--- Exercise ---
Extract every line of the material that holds the string "Area".
** Start of Provided entries **
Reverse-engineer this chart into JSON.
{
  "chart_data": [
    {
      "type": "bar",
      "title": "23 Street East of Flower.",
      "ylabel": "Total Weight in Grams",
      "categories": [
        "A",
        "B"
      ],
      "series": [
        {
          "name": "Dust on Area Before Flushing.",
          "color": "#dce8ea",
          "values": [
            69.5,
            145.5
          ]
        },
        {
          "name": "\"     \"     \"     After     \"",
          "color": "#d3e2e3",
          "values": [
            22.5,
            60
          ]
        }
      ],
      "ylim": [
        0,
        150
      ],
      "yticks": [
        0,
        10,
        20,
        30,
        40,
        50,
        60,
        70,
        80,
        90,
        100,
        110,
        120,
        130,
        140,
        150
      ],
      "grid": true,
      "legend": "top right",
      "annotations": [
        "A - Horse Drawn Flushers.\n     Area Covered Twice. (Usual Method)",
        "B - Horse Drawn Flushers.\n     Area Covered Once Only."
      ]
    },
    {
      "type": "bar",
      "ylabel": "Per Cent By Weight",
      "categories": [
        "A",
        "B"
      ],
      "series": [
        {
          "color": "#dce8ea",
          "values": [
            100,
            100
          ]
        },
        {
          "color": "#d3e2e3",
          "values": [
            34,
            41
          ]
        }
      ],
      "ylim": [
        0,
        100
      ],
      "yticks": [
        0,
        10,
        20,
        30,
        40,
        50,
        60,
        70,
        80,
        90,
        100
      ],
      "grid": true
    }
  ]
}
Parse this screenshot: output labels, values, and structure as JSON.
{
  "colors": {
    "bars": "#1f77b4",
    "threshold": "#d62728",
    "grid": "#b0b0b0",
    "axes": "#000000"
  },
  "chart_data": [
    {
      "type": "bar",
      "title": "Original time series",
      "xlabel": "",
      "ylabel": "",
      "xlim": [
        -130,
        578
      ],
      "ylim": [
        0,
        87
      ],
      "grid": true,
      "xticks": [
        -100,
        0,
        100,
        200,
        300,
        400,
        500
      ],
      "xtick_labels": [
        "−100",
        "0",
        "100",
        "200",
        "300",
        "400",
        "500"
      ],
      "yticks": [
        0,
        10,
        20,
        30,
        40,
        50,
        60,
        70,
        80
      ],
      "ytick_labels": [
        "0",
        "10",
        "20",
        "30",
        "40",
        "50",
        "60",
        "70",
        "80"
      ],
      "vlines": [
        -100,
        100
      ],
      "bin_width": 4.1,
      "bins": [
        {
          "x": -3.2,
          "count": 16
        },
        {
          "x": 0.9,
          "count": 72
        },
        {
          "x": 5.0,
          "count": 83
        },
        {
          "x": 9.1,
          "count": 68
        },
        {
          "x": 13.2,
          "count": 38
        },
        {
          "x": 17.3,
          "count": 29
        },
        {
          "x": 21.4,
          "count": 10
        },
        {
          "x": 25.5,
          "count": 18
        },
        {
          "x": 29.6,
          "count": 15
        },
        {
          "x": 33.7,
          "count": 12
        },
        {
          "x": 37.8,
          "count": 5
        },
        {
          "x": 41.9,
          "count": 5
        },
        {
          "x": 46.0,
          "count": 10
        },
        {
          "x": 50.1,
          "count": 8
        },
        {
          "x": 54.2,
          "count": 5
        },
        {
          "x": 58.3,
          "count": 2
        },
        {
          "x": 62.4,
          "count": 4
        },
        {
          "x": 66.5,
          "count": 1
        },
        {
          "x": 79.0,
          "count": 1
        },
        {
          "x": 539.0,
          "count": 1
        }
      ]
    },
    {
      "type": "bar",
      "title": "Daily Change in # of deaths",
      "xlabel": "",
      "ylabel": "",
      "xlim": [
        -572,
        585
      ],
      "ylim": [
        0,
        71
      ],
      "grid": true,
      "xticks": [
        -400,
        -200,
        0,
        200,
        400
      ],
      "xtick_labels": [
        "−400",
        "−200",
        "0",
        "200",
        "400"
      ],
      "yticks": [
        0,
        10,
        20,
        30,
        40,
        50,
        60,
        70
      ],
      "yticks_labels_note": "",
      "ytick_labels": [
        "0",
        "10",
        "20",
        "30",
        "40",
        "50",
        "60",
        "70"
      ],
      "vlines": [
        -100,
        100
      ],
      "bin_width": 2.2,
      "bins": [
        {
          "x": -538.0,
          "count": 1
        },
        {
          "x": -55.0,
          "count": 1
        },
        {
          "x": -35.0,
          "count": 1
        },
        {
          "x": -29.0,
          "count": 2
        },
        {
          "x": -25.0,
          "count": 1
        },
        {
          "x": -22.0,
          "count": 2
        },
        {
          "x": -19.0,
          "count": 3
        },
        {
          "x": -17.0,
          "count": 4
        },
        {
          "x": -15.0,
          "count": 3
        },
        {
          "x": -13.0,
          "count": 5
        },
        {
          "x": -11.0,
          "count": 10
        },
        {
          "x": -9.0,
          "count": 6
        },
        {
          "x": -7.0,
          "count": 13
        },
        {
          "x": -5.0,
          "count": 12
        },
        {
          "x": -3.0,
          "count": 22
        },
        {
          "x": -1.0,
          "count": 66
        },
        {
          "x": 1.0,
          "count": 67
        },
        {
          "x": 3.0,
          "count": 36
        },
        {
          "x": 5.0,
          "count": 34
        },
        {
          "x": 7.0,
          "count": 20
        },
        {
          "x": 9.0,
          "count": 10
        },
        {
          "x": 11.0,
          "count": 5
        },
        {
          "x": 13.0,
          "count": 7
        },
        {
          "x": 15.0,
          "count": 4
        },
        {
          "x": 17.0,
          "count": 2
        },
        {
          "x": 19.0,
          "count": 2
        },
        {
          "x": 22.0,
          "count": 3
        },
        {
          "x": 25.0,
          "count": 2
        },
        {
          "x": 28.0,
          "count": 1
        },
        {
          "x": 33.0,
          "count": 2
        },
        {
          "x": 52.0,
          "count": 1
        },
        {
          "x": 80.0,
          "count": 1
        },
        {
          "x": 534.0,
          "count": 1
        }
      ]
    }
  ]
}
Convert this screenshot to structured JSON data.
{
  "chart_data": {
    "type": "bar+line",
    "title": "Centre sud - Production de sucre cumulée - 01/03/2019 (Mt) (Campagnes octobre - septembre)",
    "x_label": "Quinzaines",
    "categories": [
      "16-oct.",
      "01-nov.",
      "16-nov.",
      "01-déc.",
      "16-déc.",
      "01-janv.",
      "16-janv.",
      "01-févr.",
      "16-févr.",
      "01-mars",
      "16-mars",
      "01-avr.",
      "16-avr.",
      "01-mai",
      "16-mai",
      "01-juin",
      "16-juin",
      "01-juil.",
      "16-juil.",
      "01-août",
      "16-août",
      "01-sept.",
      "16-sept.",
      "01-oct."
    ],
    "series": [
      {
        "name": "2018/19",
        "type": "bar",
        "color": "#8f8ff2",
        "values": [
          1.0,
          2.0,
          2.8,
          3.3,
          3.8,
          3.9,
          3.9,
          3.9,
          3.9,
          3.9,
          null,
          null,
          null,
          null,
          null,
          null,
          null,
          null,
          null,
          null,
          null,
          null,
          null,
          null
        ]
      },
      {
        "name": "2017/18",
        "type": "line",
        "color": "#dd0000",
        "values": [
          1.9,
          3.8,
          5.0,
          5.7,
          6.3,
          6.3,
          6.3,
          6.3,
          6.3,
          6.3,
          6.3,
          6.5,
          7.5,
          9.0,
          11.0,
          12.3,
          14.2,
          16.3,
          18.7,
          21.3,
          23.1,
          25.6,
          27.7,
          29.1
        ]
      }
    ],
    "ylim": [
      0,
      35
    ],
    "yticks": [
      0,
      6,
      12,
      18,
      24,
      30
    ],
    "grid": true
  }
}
** End of Provided entries **
--- Solved problem ---
          "name": "Dust on Area Before Flushing.",
        "A - Horse Drawn Flushers.\n     Area Covered Twice. (Usual Method)",
        "B - Horse Drawn Flushers.\n     Area Covered Once Only."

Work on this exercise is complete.